### Given problem
Please copy every line of the records below that holds the word "Information".

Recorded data
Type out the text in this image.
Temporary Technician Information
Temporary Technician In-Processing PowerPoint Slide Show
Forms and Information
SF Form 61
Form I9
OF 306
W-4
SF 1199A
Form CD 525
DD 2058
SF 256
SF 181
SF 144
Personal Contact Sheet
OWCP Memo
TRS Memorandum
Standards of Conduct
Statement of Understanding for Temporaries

### Task answer
Temporary Technician Information
Forms and Information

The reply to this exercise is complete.